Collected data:
-- BEGIN --
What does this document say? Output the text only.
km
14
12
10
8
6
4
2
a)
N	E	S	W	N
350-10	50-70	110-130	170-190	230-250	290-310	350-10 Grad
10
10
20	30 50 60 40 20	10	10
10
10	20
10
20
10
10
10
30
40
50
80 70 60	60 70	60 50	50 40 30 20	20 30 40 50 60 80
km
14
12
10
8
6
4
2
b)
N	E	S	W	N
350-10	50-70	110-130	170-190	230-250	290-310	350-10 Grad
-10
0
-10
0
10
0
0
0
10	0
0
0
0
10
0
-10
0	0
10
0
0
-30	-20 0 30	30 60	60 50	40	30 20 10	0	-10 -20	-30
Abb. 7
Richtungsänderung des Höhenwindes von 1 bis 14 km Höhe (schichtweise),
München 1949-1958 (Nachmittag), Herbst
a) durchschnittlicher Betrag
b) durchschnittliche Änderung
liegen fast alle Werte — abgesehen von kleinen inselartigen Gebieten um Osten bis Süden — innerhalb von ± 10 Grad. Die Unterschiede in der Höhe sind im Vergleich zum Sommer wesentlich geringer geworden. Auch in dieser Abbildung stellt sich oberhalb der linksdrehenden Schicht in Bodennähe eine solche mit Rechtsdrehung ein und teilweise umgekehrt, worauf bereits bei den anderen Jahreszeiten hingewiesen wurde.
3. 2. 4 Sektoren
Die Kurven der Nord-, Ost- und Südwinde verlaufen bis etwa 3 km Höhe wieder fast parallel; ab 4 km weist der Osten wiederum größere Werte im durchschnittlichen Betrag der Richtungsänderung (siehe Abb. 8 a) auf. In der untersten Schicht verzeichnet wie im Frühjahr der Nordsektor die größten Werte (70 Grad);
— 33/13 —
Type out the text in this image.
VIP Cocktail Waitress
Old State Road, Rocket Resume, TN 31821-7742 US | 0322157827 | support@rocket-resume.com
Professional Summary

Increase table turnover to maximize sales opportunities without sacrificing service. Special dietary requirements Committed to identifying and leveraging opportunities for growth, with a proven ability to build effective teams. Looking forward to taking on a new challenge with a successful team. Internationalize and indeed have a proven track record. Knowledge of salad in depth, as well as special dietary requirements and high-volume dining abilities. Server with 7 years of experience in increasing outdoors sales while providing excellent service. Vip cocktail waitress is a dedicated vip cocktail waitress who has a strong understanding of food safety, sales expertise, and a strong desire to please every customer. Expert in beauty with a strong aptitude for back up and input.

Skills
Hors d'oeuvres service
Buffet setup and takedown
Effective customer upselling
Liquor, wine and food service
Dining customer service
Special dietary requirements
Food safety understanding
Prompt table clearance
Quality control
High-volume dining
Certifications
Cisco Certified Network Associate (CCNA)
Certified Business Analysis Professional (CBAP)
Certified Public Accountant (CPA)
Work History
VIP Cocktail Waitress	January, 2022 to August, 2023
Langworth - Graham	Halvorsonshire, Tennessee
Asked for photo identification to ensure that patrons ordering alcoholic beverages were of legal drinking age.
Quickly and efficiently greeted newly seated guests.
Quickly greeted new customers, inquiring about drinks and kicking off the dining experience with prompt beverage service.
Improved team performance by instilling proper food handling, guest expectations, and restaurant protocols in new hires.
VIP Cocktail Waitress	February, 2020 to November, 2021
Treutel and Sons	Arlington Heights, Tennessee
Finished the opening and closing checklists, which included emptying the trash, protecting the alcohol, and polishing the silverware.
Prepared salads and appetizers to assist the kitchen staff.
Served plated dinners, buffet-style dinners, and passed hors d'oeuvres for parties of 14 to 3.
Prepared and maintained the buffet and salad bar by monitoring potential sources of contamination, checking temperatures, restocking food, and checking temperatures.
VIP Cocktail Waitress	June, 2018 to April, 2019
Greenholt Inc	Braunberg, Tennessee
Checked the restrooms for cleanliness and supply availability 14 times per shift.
-- END --
Retype the records that precede this task, keeping them exactly the same.

What does this document say? Output the text only.
km
14
12
10
8
6
4
2
a)
N	E	S	W	N
350-10	50-70	110-130	170-190	230-250	290-310	350-10 Grad
10
10
20	30 50 60 40 20	10	10
10
10	20
10
20
10
10
10
30
40
50
80 70 60	60 70	60 50	50 40 30 20	20 30 40 50 60 80
km
14
12
10
8
6
4
2
b)
N	E	S	W	N
350-10	50-70	110-130	170-190	230-250	290-310	350-10 Grad
-10
0
-10
0
10
0
0
0
10	0
0
0
0
10
0
-10
0	0
10
0
0
-30	-20 0 30	30 60	60 50	40	30 20 10	0	-10 -20	-30
Abb. 7
Richtungsänderung des Höhenwindes von 1 bis 14 km Höhe (schichtweise),
München 1949-1958 (Nachmittag), Herbst
a) durchschnittlicher Betrag
b) durchschnittliche Änderung
liegen fast alle Werte — abgesehen von kleinen inselartigen Gebieten um Osten bis Süden — innerhalb von ± 10 Grad. Die Unterschiede in der Höhe sind im Vergleich zum Sommer wesentlich geringer geworden. Auch in dieser Abbildung stellt sich oberhalb der linksdrehenden Schicht in Bodennähe eine solche mit Rechtsdrehung ein und teilweise umgekehrt, worauf bereits bei den anderen Jahreszeiten hingewiesen wurde.
3. 2. 4 Sektoren
Die Kurven der Nord-, Ost- und Südwinde verlaufen bis etwa 3 km Höhe wieder fast parallel; ab 4 km weist der Osten wiederum größere Werte im durchschnittlichen Betrag der Richtungsänderung (siehe Abb. 8 a) auf. In der untersten Schicht verzeichnet wie im Frühjahr der Nordsektor die größten Werte (70 Grad);
— 33/13 —
Type out the text in this image.
VIP Cocktail Waitress
Old State Road, Rocket Resume, TN 31821-7742 US | 0322157827 | support@rocket-resume.com
Professional Summary

Increase table turnover to maximize sales opportunities without sacrificing service. Special dietary requirements Committed to identifying and leveraging opportunities for growth, with a proven ability to build effective teams. Looking forward to taking on a new challenge with a successful team. Internationalize and indeed have a proven track record. Knowledge of salad in depth, as well as special dietary requirements and high-volume dining abilities. Server with 7 years of experience in increasing outdoors sales while providing excellent service. Vip cocktail waitress is a dedicated vip cocktail waitress who has a strong understanding of food safety, sales expertise, and a strong desire to please every customer. Expert in beauty with a strong aptitude for back up and input.

Skills
Hors d'oeuvres service
Buffet setup and takedown
Effective customer upselling
Liquor, wine and food service
Dining customer service
Special dietary requirements
Food safety understanding
Prompt table clearance
Quality control
High-volume dining
Certifications
Cisco Certified Network Associate (CCNA)
Certified Business Analysis Professional (CBAP)
Certified Public Accountant (CPA)
Work History
VIP Cocktail Waitress	January, 2022 to August, 2023
Langworth - Graham	Halvorsonshire, Tennessee
Asked for photo identification to ensure that patrons ordering alcoholic beverages were of legal drinking age.
Quickly and efficiently greeted newly seated guests.
Quickly greeted new customers, inquiring about drinks and kicking off the dining experience with prompt beverage service.
Improved team performance by instilling proper food handling, guest expectations, and restaurant protocols in new hires.
VIP Cocktail Waitress	February, 2020 to November, 2021
Treutel and Sons	Arlington Heights, Tennessee
Finished the opening and closing checklists, which included emptying the trash, protecting the alcohol, and polishing the silverware.
Prepared salads and appetizers to assist the kitchen staff.
Served plated dinners, buffet-style dinners, and passed hors d'oeuvres for parties of 14 to 3.
Prepared and maintained the buffet and salad bar by monitoring potential sources of contamination, checking temperatures, restocking food, and checking temperatures.
VIP Cocktail Waitress	June, 2018 to April, 2019
Greenholt Inc	Braunberg, Tennessee
Checked the restrooms for cleanliness and supply availability 14 times per shift.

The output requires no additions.